─── Passage shown ───

A later chapter of Manchester’s book claims that three years afterwards he discovered a vampiric corpse (he implies that it was the same one) in the cellar of an empty house in the Highgate/Hornsey area, and staked and burned it.[13]

Manchester’s story is full of melodramatic details mirroring the Dracula mythos: the sleepwalking girl; the vampire transported to England in a coffin; a coffined corpse ‘gorged and stinking with the life-blood of others’, with fangs and burning eyes; his own role as a Van Helsing figure. If he did indeed act as he describes, it can be regarded as a good example of what folklorists (following terminology established by Linda Degh) now call ‘ostension’ and legend tripping. This means the real-life imitation of elements from a well-known tale, often involving role-playing, and sometimes leading to ritual acts of vandalism and desecration.[citation needed]

Aftermath

There was more publicity about Farrant and Manchester when rumours spread that they would meet in a ‘magicians’ duel’ on Parliament Hill on Friday 13 April 1973, which never came off.[14] Farrant was jailed in 1974 for damaging memorials and interfering with dead remains in Highgate Cemetery—vandalism and desecration which he insisted had been caused by Satanists, not him.[15] Both episodes kept memories of the Highgate affair vivid. In 1975 Manchester wrote a chapter about it in a book edited by Peter Underwood, a well-known popular writer on ghost lore. The Highgate Vampire is now regularly featured in books and internet sites on occult subjects.

The feud between Manchester and Farrant remains vigorous to this day; each claims to be a competent exorcist and researcher of the paranormal; each pours scorn on the other’s alleged expertise. They continue to investigate supposed supernatural phenomena, and have both written and spoken repeatedly about the Highgate events, in every medium available, each stressing his own role to the exclusion of the other.

In her book, Blood Lust: Conversations with Real Vampires, published by HarperCollins in 1991, author Carol Page describes her lengthy interview with Sean Manchester, further questioning his credibility and describes his self-proclaimed activities as “the real evil in Highgate Cemetery.”

Manchester defines real self-identifying Vampi(y)res as follows:

Vampiroids are not vampires. Some actually believe themselves to be vampires. They are not. How could they be when the definition of a vampire, upon examination, is revealed to be a dead body that issues forth from its tomb in the night to quaff the warm blood of the living, whereby it is nourished and preserved? Vampiroids, therefore, cannot be re-animated corpses with an awful supernatural existence beyond the grave. People who either believe themselves to be vampires, or want to become vampires and affect what they construe to be vampiristic lifestyles, even when this is taken to extremes, are invariably vampiroids.

─── Extracted records ───

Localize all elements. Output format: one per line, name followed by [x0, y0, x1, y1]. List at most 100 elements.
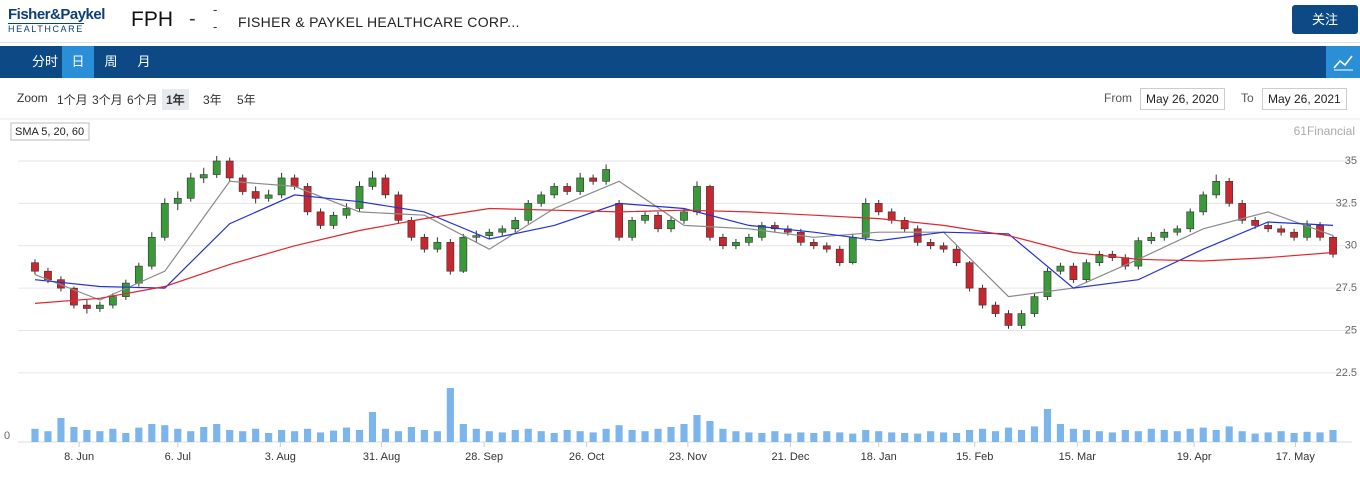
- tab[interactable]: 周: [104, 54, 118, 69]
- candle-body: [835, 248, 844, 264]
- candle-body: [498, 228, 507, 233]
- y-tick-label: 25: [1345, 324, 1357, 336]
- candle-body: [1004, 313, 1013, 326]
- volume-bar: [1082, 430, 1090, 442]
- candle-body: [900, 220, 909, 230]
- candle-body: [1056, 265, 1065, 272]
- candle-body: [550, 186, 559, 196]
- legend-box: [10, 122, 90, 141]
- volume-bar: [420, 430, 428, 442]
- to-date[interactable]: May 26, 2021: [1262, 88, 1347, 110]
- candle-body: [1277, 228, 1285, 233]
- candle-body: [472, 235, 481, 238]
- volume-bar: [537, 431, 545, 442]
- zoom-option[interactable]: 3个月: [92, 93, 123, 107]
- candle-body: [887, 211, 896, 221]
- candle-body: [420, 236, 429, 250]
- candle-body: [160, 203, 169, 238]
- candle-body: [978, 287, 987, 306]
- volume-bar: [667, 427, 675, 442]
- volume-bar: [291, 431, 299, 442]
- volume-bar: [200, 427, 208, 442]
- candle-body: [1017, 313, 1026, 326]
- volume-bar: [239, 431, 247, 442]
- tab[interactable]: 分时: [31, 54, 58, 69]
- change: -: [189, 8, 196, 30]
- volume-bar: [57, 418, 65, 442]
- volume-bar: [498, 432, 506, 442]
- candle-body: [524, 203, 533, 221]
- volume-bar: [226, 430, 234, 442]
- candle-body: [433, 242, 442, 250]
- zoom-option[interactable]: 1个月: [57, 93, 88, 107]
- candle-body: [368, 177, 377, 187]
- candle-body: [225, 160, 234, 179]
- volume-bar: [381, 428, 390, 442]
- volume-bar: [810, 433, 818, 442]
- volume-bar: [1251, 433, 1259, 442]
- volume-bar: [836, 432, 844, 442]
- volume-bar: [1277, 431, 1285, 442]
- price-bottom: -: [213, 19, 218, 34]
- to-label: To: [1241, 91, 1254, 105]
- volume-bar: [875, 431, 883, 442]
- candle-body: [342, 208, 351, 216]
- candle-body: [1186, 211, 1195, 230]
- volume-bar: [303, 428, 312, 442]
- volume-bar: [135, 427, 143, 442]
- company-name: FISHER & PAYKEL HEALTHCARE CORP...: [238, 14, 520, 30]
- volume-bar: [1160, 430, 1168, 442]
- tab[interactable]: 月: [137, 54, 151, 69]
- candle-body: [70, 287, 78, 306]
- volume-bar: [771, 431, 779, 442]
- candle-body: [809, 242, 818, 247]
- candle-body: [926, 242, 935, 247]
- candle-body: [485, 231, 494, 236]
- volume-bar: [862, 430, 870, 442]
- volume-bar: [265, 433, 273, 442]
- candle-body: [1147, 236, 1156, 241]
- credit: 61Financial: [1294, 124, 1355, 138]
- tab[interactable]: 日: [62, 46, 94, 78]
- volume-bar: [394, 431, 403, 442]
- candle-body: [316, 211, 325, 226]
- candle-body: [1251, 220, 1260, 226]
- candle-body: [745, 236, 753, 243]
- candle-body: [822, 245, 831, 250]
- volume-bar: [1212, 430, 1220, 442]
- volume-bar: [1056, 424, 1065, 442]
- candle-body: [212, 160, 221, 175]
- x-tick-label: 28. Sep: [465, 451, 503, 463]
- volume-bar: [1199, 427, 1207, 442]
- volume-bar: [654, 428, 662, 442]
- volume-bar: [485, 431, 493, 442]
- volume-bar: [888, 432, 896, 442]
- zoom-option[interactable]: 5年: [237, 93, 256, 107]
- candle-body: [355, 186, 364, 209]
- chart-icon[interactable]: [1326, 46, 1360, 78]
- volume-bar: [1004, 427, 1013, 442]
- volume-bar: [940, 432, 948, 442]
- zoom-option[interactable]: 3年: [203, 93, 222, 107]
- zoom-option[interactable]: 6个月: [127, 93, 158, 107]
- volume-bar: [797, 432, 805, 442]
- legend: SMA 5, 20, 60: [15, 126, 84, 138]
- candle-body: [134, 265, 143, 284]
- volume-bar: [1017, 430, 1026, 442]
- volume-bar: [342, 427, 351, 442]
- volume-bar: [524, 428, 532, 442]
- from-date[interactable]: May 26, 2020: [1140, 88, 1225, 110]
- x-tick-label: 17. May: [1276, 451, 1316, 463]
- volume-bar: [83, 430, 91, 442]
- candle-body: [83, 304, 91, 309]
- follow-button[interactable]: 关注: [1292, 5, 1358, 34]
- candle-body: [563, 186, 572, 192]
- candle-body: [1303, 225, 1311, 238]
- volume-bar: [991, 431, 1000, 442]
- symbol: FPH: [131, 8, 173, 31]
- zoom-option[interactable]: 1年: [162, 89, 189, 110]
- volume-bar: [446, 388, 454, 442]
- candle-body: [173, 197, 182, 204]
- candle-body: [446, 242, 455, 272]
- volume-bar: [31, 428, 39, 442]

───
─── Extracted records ───

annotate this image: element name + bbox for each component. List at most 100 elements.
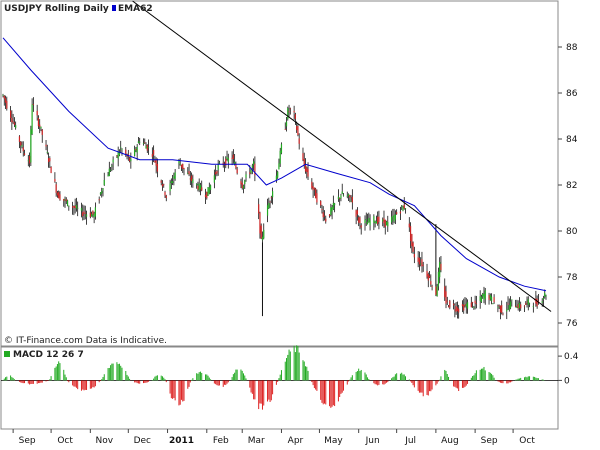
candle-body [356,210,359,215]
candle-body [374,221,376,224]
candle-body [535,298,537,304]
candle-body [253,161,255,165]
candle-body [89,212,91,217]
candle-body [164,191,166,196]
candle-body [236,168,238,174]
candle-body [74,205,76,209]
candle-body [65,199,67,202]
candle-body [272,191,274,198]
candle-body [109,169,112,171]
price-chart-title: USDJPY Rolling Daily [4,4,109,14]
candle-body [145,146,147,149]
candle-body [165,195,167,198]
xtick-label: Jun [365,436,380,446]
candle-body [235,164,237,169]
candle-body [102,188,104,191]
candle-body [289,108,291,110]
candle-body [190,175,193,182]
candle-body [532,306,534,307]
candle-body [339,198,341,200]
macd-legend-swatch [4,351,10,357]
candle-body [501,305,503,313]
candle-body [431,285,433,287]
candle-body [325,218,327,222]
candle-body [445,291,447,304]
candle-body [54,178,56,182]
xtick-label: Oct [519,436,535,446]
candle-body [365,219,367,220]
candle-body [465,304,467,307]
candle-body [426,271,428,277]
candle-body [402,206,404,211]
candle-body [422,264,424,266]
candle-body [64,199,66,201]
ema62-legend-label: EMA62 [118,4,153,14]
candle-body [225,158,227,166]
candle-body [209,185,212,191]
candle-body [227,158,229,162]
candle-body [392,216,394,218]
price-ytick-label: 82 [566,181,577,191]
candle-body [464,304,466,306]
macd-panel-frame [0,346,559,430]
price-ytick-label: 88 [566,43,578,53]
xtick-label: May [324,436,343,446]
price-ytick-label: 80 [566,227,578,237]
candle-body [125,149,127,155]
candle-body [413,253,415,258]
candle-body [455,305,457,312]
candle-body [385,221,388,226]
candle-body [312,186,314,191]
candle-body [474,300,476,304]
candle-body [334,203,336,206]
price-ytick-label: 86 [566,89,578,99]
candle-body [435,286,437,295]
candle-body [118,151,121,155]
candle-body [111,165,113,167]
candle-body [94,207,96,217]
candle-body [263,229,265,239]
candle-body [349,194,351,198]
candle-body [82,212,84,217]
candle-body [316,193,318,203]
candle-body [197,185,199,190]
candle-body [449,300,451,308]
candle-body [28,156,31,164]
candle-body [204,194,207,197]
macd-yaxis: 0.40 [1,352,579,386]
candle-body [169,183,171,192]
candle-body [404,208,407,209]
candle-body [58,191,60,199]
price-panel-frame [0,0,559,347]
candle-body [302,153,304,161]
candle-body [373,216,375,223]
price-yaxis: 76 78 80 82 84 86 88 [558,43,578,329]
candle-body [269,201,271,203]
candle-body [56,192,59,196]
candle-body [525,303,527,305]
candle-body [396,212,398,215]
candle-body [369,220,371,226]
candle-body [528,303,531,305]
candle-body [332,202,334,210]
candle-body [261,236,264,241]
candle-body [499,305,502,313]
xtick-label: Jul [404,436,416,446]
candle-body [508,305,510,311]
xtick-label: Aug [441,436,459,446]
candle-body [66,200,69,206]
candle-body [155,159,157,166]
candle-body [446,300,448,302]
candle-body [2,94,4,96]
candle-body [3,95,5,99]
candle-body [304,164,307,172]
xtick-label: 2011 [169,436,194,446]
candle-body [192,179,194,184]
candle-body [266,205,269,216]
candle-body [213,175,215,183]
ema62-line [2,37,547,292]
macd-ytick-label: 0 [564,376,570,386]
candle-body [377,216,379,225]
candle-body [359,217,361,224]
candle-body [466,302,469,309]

───

Reproduce the Highgate passage word for word, starting at "Vampiroids are not vampires. Some" and ending after "to extremes, are invariably vampiroids.". The material isn't needed here.

**Worked solution**
Vampiroids are not vampires. Some actually believe themselves to be vampires. They are not. How could they be when the definition of a vampire, upon examination, is revealed to be a dead body that issues forth from its tomb in the night to quaff the warm blood of the living, whereby it is nourished and preserved? Vampiroids, therefore, cannot be re-animated corpses with an awful supernatural existence beyond the grave. People who either believe themselves to be vampires, or want to become vampires and affect what they construe to be vampiristic lifestyles, even when this is taken to extremes, are invariably vampiroids.